(REQUIREMENTS)
Sort through the data and copy the lines holding the word "from".

·····

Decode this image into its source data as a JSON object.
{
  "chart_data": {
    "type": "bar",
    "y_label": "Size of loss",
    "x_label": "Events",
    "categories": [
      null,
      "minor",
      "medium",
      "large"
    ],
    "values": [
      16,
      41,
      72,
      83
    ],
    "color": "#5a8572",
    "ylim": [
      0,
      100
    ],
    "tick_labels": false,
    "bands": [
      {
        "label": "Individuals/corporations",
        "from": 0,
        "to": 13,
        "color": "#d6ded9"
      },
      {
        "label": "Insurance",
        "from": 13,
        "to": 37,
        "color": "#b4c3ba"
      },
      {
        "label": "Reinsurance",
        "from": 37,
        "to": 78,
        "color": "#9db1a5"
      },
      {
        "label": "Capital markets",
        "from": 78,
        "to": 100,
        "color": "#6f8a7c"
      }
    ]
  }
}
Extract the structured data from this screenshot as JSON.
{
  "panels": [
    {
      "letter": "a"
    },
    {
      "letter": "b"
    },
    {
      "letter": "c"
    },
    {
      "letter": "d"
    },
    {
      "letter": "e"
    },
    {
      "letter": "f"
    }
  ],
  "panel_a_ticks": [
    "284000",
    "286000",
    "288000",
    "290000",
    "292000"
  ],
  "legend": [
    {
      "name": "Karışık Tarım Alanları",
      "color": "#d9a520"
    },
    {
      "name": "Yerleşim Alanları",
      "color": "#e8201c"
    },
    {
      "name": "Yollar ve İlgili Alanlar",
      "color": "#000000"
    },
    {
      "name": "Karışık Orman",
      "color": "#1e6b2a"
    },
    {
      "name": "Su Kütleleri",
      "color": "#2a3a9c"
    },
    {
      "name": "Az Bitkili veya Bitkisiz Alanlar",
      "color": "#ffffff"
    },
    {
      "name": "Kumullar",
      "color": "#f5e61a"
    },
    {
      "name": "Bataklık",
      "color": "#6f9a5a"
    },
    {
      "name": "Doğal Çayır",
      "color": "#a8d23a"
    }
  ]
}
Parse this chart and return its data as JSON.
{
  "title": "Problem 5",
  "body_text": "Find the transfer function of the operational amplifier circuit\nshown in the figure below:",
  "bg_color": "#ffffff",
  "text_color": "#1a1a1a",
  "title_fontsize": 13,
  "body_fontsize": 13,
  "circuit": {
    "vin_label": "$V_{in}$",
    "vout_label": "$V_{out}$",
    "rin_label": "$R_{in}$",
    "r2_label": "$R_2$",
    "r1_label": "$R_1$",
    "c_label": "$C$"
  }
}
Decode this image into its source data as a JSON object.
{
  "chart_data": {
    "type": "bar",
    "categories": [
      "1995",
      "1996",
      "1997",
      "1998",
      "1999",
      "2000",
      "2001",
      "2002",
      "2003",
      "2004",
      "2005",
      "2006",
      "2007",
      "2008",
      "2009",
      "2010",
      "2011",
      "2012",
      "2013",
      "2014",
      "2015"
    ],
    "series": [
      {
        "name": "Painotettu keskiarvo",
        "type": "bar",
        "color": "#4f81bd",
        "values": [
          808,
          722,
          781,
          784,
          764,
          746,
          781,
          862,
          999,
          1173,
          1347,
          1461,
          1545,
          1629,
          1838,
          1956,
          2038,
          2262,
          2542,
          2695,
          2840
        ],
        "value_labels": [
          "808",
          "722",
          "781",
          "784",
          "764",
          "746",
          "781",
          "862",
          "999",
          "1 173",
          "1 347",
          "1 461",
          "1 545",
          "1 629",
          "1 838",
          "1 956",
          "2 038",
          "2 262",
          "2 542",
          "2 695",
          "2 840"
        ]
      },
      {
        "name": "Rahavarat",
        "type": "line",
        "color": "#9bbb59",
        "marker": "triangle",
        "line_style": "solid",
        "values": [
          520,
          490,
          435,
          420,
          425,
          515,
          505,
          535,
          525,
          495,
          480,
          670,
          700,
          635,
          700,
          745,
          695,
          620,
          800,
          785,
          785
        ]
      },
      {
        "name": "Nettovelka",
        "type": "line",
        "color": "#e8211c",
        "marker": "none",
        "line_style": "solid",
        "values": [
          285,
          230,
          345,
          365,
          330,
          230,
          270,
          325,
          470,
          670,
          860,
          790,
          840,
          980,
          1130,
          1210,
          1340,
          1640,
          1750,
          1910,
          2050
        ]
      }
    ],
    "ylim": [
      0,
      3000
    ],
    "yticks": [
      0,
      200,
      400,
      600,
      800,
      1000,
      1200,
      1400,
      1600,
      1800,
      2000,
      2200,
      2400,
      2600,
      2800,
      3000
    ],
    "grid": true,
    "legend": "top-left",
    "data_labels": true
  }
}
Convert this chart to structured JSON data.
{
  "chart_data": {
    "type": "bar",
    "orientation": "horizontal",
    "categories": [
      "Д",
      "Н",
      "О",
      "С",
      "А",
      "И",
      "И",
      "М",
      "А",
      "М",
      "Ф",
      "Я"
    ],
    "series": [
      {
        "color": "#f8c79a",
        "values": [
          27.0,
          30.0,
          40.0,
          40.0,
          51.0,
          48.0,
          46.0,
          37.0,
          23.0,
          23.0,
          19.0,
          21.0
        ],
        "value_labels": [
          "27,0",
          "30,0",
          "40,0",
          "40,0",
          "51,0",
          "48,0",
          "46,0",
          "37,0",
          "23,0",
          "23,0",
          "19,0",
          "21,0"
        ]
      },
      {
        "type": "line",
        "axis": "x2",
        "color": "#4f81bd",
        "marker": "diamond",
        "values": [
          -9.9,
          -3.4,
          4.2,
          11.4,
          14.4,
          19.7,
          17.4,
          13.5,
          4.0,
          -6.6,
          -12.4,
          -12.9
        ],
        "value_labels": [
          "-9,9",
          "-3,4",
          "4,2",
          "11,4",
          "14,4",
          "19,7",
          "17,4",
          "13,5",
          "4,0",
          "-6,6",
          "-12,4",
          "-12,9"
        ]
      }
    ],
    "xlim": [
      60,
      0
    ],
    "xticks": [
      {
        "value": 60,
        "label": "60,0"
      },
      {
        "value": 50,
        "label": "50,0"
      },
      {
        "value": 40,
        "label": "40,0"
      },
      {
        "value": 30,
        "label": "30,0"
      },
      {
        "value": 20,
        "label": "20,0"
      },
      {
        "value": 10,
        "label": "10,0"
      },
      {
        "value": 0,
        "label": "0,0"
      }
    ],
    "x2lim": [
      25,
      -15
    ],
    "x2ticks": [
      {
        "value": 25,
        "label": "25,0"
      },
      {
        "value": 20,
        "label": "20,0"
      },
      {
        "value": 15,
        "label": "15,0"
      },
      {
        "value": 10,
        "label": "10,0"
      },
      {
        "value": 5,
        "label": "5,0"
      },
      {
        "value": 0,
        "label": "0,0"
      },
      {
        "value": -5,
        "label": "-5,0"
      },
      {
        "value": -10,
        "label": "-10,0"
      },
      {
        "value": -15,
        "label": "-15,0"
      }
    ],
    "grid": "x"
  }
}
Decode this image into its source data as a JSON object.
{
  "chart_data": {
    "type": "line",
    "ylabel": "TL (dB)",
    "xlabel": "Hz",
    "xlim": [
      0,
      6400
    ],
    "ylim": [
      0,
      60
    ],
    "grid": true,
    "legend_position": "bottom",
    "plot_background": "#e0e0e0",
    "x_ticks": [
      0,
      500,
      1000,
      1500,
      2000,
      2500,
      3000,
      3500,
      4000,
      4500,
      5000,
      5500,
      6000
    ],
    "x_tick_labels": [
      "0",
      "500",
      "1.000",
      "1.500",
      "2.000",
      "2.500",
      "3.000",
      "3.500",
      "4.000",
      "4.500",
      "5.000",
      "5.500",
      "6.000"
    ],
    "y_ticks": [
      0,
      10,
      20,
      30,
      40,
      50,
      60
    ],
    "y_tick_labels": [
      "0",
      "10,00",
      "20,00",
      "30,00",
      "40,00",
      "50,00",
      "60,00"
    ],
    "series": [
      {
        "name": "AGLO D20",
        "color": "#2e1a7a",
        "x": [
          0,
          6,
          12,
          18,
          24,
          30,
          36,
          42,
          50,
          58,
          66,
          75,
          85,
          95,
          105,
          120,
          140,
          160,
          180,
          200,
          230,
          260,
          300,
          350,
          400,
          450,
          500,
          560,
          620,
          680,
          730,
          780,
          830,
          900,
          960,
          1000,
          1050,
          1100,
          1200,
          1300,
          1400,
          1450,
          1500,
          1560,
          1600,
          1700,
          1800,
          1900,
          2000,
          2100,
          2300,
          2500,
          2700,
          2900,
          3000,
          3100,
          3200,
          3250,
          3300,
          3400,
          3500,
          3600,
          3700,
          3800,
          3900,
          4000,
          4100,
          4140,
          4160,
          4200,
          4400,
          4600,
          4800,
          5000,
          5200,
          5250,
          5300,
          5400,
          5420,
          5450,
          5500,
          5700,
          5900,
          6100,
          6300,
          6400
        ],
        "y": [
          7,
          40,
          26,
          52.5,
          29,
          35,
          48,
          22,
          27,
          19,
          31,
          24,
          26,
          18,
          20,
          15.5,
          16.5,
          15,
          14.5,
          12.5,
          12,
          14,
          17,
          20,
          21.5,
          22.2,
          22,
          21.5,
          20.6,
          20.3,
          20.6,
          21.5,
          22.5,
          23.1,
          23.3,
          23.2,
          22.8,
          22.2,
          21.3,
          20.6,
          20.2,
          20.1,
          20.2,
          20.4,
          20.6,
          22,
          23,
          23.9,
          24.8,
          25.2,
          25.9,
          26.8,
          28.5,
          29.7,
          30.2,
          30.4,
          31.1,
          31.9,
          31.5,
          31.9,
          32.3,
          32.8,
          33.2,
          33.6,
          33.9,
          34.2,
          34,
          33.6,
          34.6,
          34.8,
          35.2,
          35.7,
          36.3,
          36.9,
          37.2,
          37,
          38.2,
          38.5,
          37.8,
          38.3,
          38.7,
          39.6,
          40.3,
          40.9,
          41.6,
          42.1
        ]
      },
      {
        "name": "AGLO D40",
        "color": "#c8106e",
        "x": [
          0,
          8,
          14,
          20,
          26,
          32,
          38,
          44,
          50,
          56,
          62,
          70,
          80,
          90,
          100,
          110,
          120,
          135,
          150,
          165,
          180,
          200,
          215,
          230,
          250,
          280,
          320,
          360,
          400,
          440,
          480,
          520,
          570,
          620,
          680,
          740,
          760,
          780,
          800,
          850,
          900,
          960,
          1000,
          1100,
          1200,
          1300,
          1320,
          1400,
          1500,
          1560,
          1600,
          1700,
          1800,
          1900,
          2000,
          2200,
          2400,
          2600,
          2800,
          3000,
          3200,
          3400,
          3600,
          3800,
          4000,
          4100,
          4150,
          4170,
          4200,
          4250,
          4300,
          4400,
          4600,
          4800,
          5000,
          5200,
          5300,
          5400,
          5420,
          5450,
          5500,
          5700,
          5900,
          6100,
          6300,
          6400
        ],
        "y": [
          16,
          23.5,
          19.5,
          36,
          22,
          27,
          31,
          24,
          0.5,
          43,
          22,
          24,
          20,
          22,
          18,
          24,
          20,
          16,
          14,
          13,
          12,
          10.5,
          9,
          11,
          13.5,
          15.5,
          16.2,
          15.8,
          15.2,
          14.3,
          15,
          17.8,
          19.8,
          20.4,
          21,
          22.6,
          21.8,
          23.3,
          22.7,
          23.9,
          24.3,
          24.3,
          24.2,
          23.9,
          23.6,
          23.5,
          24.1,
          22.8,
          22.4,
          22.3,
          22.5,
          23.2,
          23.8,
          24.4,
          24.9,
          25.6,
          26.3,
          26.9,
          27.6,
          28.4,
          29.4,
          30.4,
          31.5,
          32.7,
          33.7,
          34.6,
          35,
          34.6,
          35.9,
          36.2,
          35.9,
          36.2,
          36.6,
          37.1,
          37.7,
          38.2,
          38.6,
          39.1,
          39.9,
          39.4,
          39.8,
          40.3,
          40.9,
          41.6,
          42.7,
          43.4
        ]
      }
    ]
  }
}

·····

(OUTPUT BELOW)
        "from": 0,
        "from": 13,
        "from": 37,
        "from": 78,
Extract the structured data from this screenshot as JSON.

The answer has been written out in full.